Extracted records
———
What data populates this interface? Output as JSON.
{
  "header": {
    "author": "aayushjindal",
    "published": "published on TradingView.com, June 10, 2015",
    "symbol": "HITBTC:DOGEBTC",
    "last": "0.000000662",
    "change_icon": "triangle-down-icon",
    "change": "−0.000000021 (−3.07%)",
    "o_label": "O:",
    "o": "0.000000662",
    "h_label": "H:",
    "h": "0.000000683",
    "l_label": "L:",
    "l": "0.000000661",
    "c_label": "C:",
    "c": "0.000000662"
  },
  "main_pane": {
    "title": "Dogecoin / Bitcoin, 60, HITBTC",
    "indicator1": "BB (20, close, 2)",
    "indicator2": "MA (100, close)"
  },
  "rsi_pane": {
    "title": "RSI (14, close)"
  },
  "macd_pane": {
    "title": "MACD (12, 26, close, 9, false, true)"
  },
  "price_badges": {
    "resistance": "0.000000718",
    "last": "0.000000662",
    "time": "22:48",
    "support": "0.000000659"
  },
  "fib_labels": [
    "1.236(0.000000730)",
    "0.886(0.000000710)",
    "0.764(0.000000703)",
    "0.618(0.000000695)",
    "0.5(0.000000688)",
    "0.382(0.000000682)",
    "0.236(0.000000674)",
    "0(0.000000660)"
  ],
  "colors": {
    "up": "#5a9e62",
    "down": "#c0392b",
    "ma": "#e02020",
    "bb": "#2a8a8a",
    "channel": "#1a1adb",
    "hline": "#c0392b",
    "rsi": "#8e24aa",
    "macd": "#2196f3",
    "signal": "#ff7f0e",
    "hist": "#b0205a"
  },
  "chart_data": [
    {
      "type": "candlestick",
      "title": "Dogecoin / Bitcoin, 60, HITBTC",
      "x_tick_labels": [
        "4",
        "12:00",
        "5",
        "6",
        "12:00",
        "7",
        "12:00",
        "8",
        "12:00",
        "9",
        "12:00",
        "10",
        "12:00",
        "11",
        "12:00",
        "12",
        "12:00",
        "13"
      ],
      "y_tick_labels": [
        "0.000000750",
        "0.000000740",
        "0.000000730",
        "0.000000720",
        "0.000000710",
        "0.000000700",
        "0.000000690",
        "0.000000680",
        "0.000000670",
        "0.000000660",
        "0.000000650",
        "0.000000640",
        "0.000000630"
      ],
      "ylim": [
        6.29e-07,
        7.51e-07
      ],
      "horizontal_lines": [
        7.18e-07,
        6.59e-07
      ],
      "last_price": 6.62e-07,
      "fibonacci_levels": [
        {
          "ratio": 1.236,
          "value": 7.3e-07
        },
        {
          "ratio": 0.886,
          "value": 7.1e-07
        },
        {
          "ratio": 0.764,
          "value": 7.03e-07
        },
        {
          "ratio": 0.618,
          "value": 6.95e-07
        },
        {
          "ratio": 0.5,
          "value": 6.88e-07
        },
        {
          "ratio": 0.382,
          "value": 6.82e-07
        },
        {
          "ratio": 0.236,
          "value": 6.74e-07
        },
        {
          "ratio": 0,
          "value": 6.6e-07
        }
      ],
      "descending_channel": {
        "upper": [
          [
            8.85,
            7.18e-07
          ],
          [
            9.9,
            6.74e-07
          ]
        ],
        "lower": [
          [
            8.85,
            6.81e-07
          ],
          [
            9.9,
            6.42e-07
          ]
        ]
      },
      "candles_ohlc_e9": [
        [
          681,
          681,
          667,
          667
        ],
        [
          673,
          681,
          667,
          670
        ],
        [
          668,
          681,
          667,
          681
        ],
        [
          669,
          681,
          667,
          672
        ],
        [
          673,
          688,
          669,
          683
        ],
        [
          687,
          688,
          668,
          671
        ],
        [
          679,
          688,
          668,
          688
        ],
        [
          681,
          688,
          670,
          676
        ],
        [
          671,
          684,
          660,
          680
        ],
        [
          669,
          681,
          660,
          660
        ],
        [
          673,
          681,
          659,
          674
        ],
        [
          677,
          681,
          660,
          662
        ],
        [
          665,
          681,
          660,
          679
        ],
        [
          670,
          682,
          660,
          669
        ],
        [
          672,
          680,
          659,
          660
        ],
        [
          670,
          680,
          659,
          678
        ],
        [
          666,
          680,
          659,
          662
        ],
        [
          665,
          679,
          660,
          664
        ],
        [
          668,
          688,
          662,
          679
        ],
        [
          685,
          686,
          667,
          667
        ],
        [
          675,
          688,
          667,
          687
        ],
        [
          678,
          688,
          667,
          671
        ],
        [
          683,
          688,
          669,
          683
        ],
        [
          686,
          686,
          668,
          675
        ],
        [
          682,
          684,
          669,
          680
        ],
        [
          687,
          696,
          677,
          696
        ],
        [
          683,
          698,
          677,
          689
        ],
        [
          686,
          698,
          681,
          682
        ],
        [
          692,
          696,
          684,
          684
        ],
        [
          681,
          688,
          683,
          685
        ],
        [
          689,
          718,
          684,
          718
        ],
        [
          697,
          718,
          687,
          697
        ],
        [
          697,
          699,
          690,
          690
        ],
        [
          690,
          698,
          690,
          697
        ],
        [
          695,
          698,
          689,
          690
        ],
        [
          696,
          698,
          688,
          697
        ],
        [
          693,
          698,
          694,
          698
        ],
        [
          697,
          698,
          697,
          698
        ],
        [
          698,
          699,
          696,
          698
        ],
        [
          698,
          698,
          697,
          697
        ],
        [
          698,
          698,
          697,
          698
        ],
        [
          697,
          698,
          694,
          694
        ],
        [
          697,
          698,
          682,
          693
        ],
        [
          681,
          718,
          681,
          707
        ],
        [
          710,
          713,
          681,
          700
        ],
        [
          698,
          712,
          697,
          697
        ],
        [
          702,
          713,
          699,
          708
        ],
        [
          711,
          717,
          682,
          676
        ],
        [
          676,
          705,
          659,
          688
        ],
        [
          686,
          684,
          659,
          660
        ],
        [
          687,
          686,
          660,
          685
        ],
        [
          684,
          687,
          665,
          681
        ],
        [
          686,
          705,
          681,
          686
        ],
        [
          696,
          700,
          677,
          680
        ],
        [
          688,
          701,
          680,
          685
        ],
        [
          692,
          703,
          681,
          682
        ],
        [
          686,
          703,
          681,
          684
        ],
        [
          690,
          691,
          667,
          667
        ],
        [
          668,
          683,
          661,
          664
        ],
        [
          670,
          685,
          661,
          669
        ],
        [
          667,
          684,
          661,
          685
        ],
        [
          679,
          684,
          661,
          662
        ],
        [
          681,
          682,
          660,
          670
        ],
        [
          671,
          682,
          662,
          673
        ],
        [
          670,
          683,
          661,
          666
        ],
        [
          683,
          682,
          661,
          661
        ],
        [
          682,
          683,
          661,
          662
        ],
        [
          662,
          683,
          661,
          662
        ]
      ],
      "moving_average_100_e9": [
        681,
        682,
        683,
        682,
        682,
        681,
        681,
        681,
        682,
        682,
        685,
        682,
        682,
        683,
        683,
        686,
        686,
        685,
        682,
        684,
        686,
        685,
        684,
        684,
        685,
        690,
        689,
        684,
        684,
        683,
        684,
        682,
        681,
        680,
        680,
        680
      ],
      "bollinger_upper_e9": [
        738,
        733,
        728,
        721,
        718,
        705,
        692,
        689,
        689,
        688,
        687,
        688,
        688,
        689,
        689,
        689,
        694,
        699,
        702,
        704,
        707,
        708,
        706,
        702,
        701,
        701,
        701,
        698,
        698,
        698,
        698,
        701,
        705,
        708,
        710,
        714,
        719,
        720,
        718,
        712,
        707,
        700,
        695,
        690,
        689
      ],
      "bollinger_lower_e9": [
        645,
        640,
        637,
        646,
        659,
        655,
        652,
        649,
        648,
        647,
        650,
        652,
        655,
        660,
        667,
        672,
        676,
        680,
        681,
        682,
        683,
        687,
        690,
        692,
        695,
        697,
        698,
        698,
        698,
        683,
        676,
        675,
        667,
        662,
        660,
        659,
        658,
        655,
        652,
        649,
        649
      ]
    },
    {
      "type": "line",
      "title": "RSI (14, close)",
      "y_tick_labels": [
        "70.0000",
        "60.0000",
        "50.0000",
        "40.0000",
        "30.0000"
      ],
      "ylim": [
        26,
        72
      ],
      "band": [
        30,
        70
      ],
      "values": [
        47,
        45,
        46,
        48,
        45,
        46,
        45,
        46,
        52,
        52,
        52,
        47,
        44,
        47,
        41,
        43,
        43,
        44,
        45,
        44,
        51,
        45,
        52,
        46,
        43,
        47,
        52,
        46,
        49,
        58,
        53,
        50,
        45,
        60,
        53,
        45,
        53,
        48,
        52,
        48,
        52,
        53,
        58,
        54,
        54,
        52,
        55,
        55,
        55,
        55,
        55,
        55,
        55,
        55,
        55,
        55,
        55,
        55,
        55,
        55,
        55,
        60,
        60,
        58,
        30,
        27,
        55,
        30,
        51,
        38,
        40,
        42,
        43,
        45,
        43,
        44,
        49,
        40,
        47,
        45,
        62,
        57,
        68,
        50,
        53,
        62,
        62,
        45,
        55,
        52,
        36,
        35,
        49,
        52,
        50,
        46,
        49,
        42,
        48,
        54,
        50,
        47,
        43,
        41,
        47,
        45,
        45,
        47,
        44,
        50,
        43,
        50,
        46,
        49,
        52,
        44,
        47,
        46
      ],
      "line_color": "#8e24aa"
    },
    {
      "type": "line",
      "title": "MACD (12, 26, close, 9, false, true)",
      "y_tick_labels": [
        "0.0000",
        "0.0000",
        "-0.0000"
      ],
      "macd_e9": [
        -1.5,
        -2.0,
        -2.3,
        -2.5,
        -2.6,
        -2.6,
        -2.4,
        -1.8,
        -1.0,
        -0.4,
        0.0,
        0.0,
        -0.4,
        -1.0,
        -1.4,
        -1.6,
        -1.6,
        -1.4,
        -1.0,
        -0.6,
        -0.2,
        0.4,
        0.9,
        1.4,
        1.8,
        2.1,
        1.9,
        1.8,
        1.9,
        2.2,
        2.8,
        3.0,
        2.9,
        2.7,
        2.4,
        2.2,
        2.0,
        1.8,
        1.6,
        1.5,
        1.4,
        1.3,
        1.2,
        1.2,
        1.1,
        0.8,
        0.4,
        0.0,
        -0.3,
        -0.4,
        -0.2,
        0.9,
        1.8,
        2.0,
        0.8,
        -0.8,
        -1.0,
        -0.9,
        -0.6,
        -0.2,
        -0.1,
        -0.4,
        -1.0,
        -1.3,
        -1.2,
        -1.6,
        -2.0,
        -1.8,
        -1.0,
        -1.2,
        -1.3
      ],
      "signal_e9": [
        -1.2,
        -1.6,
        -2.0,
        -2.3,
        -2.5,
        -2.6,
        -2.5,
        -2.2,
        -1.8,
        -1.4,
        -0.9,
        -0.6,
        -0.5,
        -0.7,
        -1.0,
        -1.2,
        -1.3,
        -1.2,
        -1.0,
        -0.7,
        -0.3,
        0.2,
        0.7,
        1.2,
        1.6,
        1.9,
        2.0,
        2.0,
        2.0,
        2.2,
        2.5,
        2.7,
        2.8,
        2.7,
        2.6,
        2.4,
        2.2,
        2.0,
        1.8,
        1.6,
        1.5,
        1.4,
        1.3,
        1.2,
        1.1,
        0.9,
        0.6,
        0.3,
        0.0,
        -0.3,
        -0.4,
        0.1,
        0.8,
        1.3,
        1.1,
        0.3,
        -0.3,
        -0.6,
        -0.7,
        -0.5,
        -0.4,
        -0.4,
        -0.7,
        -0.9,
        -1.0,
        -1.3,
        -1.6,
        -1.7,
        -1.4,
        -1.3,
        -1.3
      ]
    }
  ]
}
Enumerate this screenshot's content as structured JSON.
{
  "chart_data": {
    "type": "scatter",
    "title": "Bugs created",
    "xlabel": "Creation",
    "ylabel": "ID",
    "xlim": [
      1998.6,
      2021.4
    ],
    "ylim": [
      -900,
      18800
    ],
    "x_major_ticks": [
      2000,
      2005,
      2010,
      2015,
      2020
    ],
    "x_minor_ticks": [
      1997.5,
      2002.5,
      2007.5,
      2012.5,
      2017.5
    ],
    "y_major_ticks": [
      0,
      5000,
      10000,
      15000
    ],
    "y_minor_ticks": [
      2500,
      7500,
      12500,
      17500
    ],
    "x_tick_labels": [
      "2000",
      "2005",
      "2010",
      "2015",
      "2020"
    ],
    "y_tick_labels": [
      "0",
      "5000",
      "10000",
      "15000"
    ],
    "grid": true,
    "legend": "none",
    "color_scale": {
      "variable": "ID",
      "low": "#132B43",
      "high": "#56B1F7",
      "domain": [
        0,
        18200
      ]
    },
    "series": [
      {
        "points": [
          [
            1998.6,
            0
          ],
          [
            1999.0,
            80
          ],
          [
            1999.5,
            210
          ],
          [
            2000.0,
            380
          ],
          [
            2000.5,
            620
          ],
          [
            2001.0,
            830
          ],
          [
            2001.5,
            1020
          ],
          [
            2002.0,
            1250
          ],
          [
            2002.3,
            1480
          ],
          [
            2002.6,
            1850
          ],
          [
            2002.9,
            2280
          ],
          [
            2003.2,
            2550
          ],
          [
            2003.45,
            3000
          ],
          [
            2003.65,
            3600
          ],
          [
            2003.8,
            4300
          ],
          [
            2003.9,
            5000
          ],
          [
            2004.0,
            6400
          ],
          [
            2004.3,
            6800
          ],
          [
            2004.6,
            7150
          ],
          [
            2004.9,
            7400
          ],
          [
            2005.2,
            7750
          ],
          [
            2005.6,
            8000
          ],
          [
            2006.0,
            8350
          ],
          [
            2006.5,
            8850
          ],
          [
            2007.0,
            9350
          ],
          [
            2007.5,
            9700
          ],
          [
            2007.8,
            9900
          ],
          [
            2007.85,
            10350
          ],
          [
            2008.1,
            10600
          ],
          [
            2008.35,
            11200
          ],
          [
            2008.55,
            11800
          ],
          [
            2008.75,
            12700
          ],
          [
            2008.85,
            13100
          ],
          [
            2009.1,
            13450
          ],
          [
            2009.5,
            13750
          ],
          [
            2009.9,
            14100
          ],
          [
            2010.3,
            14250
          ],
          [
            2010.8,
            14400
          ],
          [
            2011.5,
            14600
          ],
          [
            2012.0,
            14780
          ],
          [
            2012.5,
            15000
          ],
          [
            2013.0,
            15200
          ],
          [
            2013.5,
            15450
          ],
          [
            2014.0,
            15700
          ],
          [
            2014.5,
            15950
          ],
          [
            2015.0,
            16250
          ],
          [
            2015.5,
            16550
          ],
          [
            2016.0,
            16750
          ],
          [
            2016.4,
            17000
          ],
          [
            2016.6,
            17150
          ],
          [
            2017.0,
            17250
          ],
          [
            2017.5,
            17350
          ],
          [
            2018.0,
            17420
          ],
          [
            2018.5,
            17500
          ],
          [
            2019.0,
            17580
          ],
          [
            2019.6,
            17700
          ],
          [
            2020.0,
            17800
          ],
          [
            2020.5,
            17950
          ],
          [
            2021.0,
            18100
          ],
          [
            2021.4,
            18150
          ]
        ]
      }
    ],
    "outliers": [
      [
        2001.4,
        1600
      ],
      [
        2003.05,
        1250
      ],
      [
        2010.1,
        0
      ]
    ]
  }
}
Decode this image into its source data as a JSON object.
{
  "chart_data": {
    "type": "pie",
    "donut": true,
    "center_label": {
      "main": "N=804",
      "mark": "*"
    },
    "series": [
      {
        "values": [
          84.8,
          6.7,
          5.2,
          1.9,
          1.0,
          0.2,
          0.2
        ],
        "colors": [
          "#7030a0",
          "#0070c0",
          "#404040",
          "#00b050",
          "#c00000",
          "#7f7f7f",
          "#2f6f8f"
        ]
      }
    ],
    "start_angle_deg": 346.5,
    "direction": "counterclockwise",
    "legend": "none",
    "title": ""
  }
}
———
Pull out each line of the listing that holds the string "Dogecoin".

[Solved problem]
    "title": "Dogecoin / Bitcoin, 60, HITBTC",
      "title": "Dogecoin / Bitcoin, 60, HITBTC",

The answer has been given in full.